### GIVEN EXERCISE A
Please convert the layout coordinate data, from the first line through the line containing "hierarchy-item[interactable]: ▼ Mini", into a JSON list of strings with one string per line and no blank lines.

### TEXT EXTRACT
========

Read Framingham Legends & Lore Online
Authors: James L. Parr
Map of the Chautauqua grounds at Lakeview, 1895.
Beginning in mid-July, trains would arrive at the Lakeview station at the foot of Mount Wayte, depositing hundreds of families and individuals from across the country. Carriages would then transport the attendees to the campground for their Chautauqua experience. The sounding of the Chautauqua bells at the top of the hill would signal the start and the end of each day's activities. While the main focus of the meetings was religious in nature, many cultural and educational lessons were offered during the ten-day sessions. Each week featured special theme days, such as Temperance Day, National Day, GAR (Grand Army of the Republic) Day and Children's Day. Temperance lectures and workshops were a regular part of each year's program. A four-year program of study was offered under the title of the Chautauqua Literary and Scientific Circle (CLSC). Graduation ceremonies for each CLSC class were held in the Hall of Philosophy, with participants marching under a colorful banner bearing their class year. A program from the 1898 assembly contains a variety of offerings including chorus training, concerts, prayers, roundtable discussions, classes in “Physical Culture and Elocution” and lectures on “The Indians, their Haunts and Homes with Glimpses from Prairie and Mountain,” “The Gold Mine and Miners of Nova Scotia” and temperance. While most of the instruction and lectures were given by local ministers and lecturers, several prominent speakers addressed the crowds at Lakeview over the years, including former president Rutherford B. Hayes in 1892 and African American educator Booker T. Washington in 1896.
Ticket booth at Lakeview.
Congregational Sunday school tent at Lakeview.
Outdoor auditorium at Lakeview.
Chautauquans boating on the Sudbury River.

========

Layout coordinate data
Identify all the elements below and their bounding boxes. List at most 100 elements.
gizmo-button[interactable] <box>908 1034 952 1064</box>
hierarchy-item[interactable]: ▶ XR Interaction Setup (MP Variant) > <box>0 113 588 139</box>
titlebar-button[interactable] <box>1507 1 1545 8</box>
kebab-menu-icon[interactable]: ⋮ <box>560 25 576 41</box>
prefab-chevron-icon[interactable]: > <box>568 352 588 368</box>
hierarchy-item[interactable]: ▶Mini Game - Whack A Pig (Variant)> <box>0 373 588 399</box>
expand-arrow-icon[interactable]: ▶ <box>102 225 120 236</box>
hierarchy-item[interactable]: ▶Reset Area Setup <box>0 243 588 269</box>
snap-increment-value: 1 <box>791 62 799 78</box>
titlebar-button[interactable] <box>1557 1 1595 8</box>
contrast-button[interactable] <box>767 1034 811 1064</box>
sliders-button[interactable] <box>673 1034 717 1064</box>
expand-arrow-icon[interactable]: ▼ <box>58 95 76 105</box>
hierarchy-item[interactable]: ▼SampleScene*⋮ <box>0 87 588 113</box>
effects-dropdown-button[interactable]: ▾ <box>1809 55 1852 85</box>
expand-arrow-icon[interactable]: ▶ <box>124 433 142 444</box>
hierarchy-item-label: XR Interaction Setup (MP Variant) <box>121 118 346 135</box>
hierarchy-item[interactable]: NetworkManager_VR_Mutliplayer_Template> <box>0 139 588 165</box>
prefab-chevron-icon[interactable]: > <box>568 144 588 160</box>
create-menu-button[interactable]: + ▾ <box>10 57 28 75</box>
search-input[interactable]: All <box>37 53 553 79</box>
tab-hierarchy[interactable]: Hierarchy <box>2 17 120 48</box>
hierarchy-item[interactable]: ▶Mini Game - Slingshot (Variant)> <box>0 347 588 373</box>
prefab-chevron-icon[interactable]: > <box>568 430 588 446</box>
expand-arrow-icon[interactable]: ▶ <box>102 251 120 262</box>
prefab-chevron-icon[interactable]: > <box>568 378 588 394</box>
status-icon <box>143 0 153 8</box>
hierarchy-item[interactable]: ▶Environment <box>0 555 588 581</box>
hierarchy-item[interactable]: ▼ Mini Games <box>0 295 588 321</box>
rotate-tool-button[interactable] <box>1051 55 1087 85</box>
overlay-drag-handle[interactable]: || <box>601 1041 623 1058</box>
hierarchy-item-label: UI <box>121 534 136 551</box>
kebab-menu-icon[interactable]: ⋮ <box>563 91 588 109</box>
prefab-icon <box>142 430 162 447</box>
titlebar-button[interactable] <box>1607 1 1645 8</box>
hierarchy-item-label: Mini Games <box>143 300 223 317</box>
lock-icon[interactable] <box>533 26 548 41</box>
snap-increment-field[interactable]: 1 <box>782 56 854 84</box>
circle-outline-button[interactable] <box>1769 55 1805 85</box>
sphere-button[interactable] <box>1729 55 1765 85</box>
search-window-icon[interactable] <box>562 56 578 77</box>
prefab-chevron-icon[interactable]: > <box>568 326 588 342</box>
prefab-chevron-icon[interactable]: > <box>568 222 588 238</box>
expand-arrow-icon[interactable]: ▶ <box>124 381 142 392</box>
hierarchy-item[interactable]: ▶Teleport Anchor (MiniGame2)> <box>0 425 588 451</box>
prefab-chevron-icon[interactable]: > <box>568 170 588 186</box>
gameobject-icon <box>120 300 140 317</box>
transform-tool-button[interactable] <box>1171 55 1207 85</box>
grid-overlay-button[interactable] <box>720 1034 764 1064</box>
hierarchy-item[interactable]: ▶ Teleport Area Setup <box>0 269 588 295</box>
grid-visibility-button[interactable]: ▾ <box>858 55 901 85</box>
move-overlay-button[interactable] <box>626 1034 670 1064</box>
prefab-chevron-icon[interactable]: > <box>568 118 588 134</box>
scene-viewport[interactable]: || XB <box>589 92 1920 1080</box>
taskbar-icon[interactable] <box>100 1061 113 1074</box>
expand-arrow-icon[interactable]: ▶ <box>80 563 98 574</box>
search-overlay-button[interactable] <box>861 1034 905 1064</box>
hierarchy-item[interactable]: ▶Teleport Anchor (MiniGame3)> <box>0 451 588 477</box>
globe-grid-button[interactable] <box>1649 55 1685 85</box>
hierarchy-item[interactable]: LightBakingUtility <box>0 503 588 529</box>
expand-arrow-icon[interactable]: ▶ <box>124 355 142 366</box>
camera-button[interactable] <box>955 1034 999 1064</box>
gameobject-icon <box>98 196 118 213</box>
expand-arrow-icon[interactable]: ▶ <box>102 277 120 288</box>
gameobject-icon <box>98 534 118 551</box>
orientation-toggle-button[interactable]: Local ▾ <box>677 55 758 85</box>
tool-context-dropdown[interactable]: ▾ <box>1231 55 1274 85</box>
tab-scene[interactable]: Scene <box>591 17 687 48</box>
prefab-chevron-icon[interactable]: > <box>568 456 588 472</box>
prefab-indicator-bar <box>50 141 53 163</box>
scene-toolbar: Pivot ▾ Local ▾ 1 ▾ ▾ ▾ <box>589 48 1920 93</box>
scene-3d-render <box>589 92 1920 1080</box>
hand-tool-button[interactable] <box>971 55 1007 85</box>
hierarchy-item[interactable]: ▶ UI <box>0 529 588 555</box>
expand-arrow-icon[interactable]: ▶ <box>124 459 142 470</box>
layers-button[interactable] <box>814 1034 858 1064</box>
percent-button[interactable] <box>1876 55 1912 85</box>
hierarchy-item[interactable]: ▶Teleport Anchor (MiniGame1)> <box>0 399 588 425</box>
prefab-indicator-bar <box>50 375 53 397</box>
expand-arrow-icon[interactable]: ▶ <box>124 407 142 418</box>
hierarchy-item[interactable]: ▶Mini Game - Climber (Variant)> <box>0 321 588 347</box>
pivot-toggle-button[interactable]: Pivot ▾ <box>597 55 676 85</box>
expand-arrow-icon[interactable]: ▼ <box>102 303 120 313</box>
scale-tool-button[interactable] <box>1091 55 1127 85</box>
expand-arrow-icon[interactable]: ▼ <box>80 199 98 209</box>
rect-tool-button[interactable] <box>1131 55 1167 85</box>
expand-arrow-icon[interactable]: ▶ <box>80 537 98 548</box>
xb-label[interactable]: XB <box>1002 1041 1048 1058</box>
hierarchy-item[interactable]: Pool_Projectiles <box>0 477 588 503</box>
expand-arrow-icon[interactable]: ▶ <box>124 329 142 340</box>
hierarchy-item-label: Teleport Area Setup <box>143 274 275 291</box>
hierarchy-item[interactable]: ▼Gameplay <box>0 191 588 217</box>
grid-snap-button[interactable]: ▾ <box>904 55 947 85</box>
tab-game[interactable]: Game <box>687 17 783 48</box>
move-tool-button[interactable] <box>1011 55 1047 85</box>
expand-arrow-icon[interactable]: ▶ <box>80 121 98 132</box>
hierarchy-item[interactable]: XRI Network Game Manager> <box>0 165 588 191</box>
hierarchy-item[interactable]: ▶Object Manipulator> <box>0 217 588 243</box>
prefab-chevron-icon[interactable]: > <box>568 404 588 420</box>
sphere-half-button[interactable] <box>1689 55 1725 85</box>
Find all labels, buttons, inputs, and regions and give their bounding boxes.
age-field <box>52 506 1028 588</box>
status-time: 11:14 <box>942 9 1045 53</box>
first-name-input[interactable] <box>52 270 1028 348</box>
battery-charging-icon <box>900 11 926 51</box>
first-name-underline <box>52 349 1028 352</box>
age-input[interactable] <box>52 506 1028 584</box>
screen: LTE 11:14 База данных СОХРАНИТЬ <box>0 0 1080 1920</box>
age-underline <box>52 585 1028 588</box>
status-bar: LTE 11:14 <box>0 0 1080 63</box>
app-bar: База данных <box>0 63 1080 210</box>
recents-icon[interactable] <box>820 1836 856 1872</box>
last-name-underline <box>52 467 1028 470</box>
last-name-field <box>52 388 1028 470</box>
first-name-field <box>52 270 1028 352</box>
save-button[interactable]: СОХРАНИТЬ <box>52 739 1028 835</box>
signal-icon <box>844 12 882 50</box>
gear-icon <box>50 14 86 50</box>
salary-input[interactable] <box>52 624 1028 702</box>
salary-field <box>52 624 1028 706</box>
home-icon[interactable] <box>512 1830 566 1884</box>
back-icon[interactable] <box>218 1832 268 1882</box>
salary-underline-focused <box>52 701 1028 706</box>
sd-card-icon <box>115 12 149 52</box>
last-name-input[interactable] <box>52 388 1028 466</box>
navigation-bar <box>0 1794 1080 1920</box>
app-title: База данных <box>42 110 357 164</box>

========

### GIVEN EXERCISE B
Continue the text about the Chautauqua gatherings at Lakeview from where it stops.

### EXERCISE ANSWER A
[
  "Identify all the elements below and their bounding boxes. List at most 100 elements.",
  "gizmo-button[interactable] <box>908 1034 952 1064</box>",
  "hierarchy-item[interactable]: ▶ XR Interaction Setup (MP Variant) > <box>0 113 588 139</box>",
  "titlebar-button[interactable] <box>1507 1 1545 8</box>",
  "kebab-menu-icon[interactable]: ⋮ <box>560 25 576 41</box>",
  "prefab-chevron-icon[interactable]: > <box>568 352 588 368</box>",
  "hierarchy-item[interactable]: ▶Mini Game - Whack A Pig (Variant)> <box>0 373 588 399</box>",
  "expand-arrow-icon[interactable]: ▶ <box>102 225 120 236</box>",
  "hierarchy-item[interactable]: ▶Reset Area Setup <box>0 243 588 269</box>",
  "snap-increment-value: 1 <box>791 62 799 78</box>",
  "titlebar-button[interactable] <box>1557 1 1595 8</box>",
  "contrast-button[interactable] <box>767 1034 811 1064</box>",
  "sliders-button[interactable] <box>673 1034 717 1064</box>",
  "expand-arrow-icon[interactable]: ▼ <box>58 95 76 105</box>",
  "hierarchy-item[interactable]: ▼SampleScene*⋮ <box>0 87 588 113</box>",
  "effects-dropdown-button[interactable]: ▾ <box>1809 55 1852 85</box>",
  "expand-arrow-icon[interactable]: ▶ <box>124 433 142 444</box>",
  "hierarchy-item-label: XR Interaction Setup (MP Variant) <box>121 118 346 135</box>",
  "hierarchy-item[interactable]: NetworkManager_VR_Mutliplayer_Template> <box>0 139 588 165</box>",
  "prefab-chevron-icon[interactable]: > <box>568 144 588 160</box>",
  "create-menu-button[interactable]: + ▾ <box>10 57 28 75</box>",
  "search-input[interactable]: All <box>37 53 553 79</box>",
  "tab-hierarchy[interactable]: Hierarchy <box>2 17 120 48</box>",
  "hierarchy-item[interactable]: ▶Mini Game - Slingshot (Variant)> <box>0 347 588 373</box>",
  "prefab-chevron-icon[interactable]: > <box>568 430 588 446</box>",
  "expand-arrow-icon[interactable]: ▶ <box>102 251 120 262</box>",
  "prefab-chevron-icon[interactable]: > <box>568 378 588 394</box>",
  "status-icon <box>143 0 153 8</box>",
  "hierarchy-item[interactable]: ▶Environment <box>0 555 588 581</box>",
  "hierarchy-item[interactable]: ▼ Mini Games <box>0 295 588 321</box>"
]

### EXERCISE ANSWER B
The presentation of such erudite lessons and activities needed an appropriate setting, and over the years the collection of quaint tents and cottages was transformed into a campus of grand halls and spacious auditoriums. The Greek-inspired Hall of Philosophy, dedicated in 1896 and modeled after the Parthenon, stood on the summit of Mount Wayte. An open-air auditorium could comfortably seat five thousand, with room for an additional five hundred people in an adjacent pavilion. Lectures and classes were conducted in the four-hundred-seat Normal Hall. Baptist, Congregational and Methodist social halls were available to those church members who wished to use them. Over one hundred cottages were nestled under the oaks and maples, bearing such nature-inspired names as Sunrise, Oak Dell and Twin Tree. Attendance at the annual meetings began to drop off in the twentieth century, and at the end of the 1917 assembly organizers were scrambling to sell tickets to the following year's events. On November 11, 1918, Armistice Day, the bells at the top of Mount Wayte were rung for the last time, and the property was eventually sold off.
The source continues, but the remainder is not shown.